** Exercise data **
****************************************
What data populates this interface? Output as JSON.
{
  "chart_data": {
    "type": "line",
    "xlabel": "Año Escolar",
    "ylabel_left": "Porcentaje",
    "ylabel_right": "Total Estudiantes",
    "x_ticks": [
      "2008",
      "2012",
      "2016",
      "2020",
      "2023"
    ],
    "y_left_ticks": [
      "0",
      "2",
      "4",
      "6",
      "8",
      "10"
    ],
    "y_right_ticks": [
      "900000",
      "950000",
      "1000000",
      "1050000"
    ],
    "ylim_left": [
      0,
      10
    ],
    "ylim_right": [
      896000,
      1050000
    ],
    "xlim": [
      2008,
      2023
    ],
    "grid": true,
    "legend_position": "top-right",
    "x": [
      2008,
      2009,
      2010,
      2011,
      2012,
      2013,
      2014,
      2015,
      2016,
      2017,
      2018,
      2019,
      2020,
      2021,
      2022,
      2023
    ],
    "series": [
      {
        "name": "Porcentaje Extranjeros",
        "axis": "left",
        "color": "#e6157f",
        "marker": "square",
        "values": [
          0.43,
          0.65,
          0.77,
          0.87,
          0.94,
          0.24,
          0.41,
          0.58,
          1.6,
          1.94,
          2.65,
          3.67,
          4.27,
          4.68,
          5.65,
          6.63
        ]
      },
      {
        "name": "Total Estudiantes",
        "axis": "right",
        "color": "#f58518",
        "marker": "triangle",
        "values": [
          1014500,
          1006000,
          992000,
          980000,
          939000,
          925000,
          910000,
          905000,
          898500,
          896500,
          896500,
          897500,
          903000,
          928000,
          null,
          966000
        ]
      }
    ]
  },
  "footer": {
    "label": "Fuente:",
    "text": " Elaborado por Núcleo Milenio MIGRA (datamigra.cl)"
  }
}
****************************************
Each record above must be given again exactly.

What data populates this interface? Output as JSON.
{
  "chart_data": {
    "type": "line",
    "xlabel": "Año Escolar",
    "ylabel_left": "Porcentaje",
    "ylabel_right": "Total Estudiantes",
    "x_ticks": [
      "2008",
      "2012",
      "2016",
      "2020",
      "2023"
    ],
    "y_left_ticks": [
      "0",
      "2",
      "4",
      "6",
      "8",
      "10"
    ],
    "y_right_ticks": [
      "900000",
      "950000",
      "1000000",
      "1050000"
    ],
    "ylim_left": [
      0,
      10
    ],
    "ylim_right": [
      896000,
      1050000
    ],
    "xlim": [
      2008,
      2023
    ],
    "grid": true,
    "legend_position": "top-right",
    "x": [
      2008,
      2009,
      2010,
      2011,
      2012,
      2013,
      2014,
      2015,
      2016,
      2017,
      2018,
      2019,
      2020,
      2021,
      2022,
      2023
    ],
    "series": [
      {
        "name": "Porcentaje Extranjeros",
        "axis": "left",
        "color": "#e6157f",
        "marker": "square",
        "values": [
          0.43,
          0.65,
          0.77,
          0.87,
          0.94,
          0.24,
          0.41,
          0.58,
          1.6,
          1.94,
          2.65,
          3.67,
          4.27,
          4.68,
          5.65,
          6.63
        ]
      },
      {
        "name": "Total Estudiantes",
        "axis": "right",
        "color": "#f58518",
        "marker": "triangle",
        "values": [
          1014500,
          1006000,
          992000,
          980000,
          939000,
          925000,
          910000,
          905000,
          898500,
          896500,
          896500,
          897500,
          903000,
          928000,
          null,
          966000
        ]
      }
    ]
  },
  "footer": {
    "label": "Fuente:",
    "text": " Elaborado por Núcleo Milenio MIGRA (datamigra.cl)"
  }
}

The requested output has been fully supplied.